_Set task_
Reproduce every one of the lines below word for word, leaving the picture out of your answer.

_Material_
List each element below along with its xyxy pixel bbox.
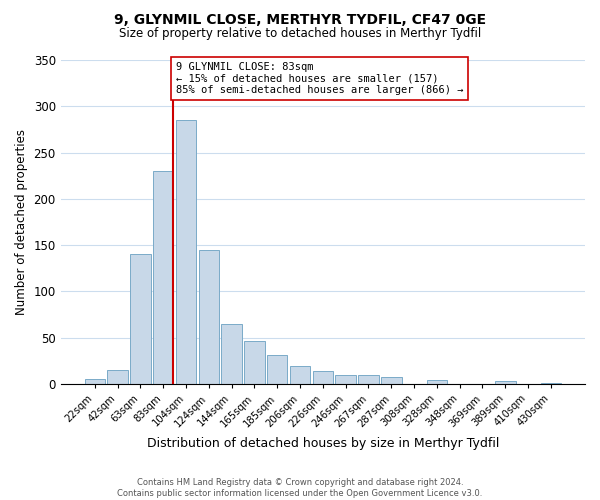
Bar [335, 375, 356, 384]
Bar [153, 171, 173, 384]
X-axis label: Distribution of detached houses by size in Merthyr Tydfil: Distribution of detached houses by size … [146, 437, 499, 450]
Bar [85, 380, 105, 384]
Bar [221, 324, 242, 384]
Bar [313, 371, 333, 384]
Bar [290, 366, 310, 384]
Bar [541, 383, 561, 384]
Bar [267, 356, 287, 384]
Text: Size of property relative to detached houses in Merthyr Tydfil: Size of property relative to detached ho… [119, 28, 481, 40]
Text: 9 GLYNMIL CLOSE: 83sqm
← 15% of detached houses are smaller (157)
85% of semi-de: 9 GLYNMIL CLOSE: 83sqm ← 15% of detached… [176, 62, 463, 95]
Bar [244, 342, 265, 384]
Bar [427, 380, 447, 384]
Y-axis label: Number of detached properties: Number of detached properties [15, 129, 28, 315]
Bar [495, 381, 515, 384]
Bar [176, 120, 196, 384]
Bar [381, 376, 401, 384]
Bar [107, 370, 128, 384]
Bar [130, 254, 151, 384]
Text: 9, GLYNMIL CLOSE, MERTHYR TYDFIL, CF47 0GE: 9, GLYNMIL CLOSE, MERTHYR TYDFIL, CF47 0… [114, 12, 486, 26]
Bar [199, 250, 219, 384]
Bar [358, 375, 379, 384]
Text: Contains HM Land Registry data © Crown copyright and database right 2024.
Contai: Contains HM Land Registry data © Crown c… [118, 478, 482, 498]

_Exercise answer_
List each element below along with its xyxy pixel bbox.
Bar [335, 375, 356, 384]
Bar [153, 171, 173, 384]
X-axis label: Distribution of detached houses by size in Merthyr Tydfil: Distribution of detached houses by size … [146, 437, 499, 450]
Bar [85, 380, 105, 384]
Bar [221, 324, 242, 384]
Bar [313, 371, 333, 384]
Bar [290, 366, 310, 384]
Bar [541, 383, 561, 384]
Bar [267, 356, 287, 384]
Text: Size of property relative to detached houses in Merthyr Tydfil: Size of property relative to detached ho… [119, 28, 481, 40]
Text: 9 GLYNMIL CLOSE: 83sqm
← 15% of detached houses are smaller (157)
85% of semi-de: 9 GLYNMIL CLOSE: 83sqm ← 15% of detached… [176, 62, 463, 95]
Bar [244, 342, 265, 384]
Bar [427, 380, 447, 384]
Y-axis label: Number of detached properties: Number of detached properties [15, 129, 28, 315]
Bar [495, 381, 515, 384]
Bar [176, 120, 196, 384]
Bar [381, 376, 401, 384]
Bar [107, 370, 128, 384]
Bar [130, 254, 151, 384]
Text: 9, GLYNMIL CLOSE, MERTHYR TYDFIL, CF47 0GE: 9, GLYNMIL CLOSE, MERTHYR TYDFIL, CF47 0… [114, 12, 486, 26]
Bar [199, 250, 219, 384]
Bar [358, 375, 379, 384]
Text: Contains HM Land Registry data © Crown copyright and database right 2024.
Contai: Contains HM Land Registry data © Crown c… [118, 478, 482, 498]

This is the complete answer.